- _Extrait choisi_
╭──

Ils m’ont haï sans raison : De la chasse aux sorcières à la Terreur Auteur : Jacob Rogozinski Éditeur : Cerf
Article mis en ligne le 22 décembre 2015
dernière modification le 17 décembre 2015

Quelle est la logique de la haine ? Comment cet affect individuel peut-il animer des persecutions collectives ?

(...) L’ouvrage se penche sur un phénomène que l’on pensait connu, mais qui n’a jusqu’à présent gère suscité l’intérêt des philosophes, à savoir la persécution des sorcières au cours des XVIe et XVIIe siècles. Jacob Rogozinski a le mérite de nous rappeler l’ampleur du phénomène : entre 80 000 et 200 000 victimes, dénoncées, humiliées, torturées puis brûlées. Mais il nous rappelle aussi que ce phénomène ne s’est pas produit au cours d’un Moyen Âge que l’on imagine volontiers obscurantiste et sujet à des croyances religieuses irrationnelles, mais en plein processus de modernisation et de sécularisation.

On brûle les sorcières au moment où Descartes écrit son Discours de la méthode ; et c’est ce même Jean Bodin, qui prend des positions humanistes sur les guerres de religion, fonde la théorie moderne de la souveraineté, et écrit un traité intitulé De la démonomanie des sorciers, qui dénonce l’omniprésence des sorciers dans la société (jusqu’à la cour du roi lui-même) et détaille les meilleurs moyens de les torturer. L’idée naïve – mais encore partagée par certains historiens – d’un progrès de l’histoire vers les Lumières, n’en sort pas indemne. (...)

╰──

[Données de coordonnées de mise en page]

╭──

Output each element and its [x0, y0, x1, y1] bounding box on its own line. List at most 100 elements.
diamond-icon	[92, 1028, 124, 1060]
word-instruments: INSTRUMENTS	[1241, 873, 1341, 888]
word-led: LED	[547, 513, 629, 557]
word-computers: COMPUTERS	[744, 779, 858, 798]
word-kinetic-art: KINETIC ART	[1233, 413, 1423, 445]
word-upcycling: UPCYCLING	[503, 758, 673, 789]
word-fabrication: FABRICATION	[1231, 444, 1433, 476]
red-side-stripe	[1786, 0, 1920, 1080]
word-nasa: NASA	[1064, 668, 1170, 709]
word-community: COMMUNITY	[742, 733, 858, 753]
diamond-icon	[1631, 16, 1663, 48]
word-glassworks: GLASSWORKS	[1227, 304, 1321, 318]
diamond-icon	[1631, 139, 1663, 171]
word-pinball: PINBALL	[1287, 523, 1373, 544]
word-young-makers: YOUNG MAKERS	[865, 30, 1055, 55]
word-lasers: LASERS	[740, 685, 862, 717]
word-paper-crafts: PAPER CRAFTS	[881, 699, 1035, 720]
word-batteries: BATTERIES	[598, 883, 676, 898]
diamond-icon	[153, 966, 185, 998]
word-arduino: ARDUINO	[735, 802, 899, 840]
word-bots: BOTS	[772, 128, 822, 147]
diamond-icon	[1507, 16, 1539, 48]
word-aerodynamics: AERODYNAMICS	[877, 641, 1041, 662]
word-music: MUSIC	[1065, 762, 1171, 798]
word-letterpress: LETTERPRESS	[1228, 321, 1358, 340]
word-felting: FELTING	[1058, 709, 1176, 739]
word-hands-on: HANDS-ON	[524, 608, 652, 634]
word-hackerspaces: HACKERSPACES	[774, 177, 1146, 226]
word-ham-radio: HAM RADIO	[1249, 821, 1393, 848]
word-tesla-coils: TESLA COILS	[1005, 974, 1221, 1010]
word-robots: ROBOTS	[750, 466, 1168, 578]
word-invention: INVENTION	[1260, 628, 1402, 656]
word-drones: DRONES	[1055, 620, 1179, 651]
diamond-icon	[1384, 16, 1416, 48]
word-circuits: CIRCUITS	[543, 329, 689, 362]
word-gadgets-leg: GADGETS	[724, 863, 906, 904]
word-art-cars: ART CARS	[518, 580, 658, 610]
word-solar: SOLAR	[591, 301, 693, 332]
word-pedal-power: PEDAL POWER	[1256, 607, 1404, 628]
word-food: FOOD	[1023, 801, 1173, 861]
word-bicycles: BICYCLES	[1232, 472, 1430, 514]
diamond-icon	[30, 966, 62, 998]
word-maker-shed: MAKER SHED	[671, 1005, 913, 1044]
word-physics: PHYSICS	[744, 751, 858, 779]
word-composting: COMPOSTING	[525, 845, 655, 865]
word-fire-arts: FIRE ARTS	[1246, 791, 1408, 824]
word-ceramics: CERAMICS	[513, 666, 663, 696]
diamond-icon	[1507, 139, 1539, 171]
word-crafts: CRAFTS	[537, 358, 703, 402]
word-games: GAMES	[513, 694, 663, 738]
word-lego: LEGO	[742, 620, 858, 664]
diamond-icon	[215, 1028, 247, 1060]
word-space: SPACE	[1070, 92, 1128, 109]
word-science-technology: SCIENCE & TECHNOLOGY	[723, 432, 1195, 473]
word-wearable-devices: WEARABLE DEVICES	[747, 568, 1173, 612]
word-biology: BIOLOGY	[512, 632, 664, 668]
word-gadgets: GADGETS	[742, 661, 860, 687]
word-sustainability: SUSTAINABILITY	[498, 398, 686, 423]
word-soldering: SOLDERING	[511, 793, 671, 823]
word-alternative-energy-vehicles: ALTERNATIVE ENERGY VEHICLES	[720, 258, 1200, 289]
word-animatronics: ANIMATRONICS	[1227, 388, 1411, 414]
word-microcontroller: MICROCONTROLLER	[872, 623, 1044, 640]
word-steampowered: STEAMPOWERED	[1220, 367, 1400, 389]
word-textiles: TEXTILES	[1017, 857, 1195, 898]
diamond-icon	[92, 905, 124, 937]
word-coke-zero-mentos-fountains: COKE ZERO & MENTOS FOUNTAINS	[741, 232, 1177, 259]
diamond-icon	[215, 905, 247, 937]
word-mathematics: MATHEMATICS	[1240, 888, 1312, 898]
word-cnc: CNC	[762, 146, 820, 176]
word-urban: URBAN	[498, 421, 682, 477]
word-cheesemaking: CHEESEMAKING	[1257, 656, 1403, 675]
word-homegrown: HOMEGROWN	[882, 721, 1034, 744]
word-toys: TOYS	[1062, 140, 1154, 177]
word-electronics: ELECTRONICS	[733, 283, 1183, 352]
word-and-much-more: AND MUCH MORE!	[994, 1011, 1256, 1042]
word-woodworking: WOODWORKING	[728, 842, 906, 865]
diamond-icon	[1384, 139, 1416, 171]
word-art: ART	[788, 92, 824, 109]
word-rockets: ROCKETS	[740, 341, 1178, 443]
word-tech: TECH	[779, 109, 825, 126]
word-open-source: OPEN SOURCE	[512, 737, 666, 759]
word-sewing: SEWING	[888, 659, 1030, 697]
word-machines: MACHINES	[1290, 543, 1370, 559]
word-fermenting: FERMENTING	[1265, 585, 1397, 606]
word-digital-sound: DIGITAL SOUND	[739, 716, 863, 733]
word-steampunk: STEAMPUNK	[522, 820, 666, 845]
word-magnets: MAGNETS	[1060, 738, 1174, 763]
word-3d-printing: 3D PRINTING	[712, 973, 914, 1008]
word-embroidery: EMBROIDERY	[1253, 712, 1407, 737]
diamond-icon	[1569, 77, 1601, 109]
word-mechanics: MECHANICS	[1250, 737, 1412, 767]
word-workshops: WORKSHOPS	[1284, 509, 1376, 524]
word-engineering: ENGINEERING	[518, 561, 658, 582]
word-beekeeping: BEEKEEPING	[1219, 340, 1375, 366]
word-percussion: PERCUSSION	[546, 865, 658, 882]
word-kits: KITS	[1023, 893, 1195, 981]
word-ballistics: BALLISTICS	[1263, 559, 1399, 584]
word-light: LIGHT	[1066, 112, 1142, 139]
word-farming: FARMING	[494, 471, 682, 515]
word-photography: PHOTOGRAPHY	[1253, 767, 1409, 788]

╰──

- _Consigne_
Renvoyez le passage de l'extrait sur la chasse aux sorcières qui commence à « (...) L’ouvrage se » et se termine à « et de sécularisation. », sans y changer un seul mot.

- _Corrigé_
(...) L’ouvrage se penche sur un phénomène que l’on pensait connu, mais qui n’a jusqu’à présent gère suscité l’intérêt des philosophes, à savoir la persécution des sorcières au cours des XVIe et XVIIe siècles. Jacob Rogozinski a le mérite de nous rappeler l’ampleur du phénomène : entre 80 000 et 200 000 victimes, dénoncées, humiliées, torturées puis brûlées. Mais il nous rappelle aussi que ce phénomène ne s’est pas produit au cours d’un Moyen Âge que l’on imagine volontiers obscurantiste et sujet à des croyances religieuses irrationnelles, mais en plein processus de modernisation et de sécularisation.